> Short exercise
Skip any picture you find and retype all the remaining lines exactly.

★ ★ ★ ★ ★ ★ ★

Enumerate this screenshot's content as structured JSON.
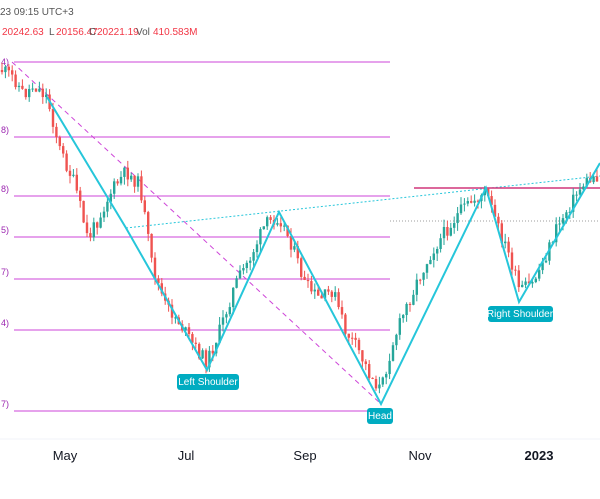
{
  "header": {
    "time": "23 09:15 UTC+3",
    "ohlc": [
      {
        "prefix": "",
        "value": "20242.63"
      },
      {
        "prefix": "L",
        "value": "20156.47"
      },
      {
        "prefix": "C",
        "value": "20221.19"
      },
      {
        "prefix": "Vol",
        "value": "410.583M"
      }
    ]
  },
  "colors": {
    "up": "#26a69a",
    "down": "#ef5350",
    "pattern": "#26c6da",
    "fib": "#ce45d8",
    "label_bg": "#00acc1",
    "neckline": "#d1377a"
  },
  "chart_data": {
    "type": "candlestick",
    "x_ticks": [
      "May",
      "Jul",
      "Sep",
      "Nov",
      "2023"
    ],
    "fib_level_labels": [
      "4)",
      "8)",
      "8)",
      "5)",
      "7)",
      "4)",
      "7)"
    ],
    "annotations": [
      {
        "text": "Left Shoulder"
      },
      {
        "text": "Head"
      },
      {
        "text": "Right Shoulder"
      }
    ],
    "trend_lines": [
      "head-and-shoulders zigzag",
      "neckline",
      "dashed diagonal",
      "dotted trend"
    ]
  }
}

★ ★ ★ ★ ★ ★ ★

> Response
Enumerate this screenshot's content as structured JSON.
{
  "header": {
    "time": "23 09:15 UTC+3",
    "ohlc": [
      {
        "prefix": "",
        "value": "20242.63"
      },
      {
        "prefix": "L",
        "value": "20156.47"
      },
      {
        "prefix": "C",
        "value": "20221.19"
      },
      {
        "prefix": "Vol",
        "value": "410.583M"
      }
    ]
  },
  "colors": {
    "up": "#26a69a",
    "down": "#ef5350",
    "pattern": "#26c6da",
    "fib": "#ce45d8",
    "label_bg": "#00acc1",
    "neckline": "#d1377a"
  },
  "chart_data": {
    "type": "candlestick",
    "x_ticks": [
      "May",
      "Jul",
      "Sep",
      "Nov",
      "2023"
    ],
    "fib_level_labels": [
      "4)",
      "8)",
      "8)",
      "5)",
      "7)",
      "4)",
      "7)"
    ],
    "annotations": [
      {
        "text": "Left Shoulder"
      },
      {
        "text": "Head"
      },
      {
        "text": "Right Shoulder"
      }
    ],
    "trend_lines": [
      "head-and-shoulders zigzag",
      "neckline",
      "dashed diagonal",
      "dotted trend"
    ]
  }
}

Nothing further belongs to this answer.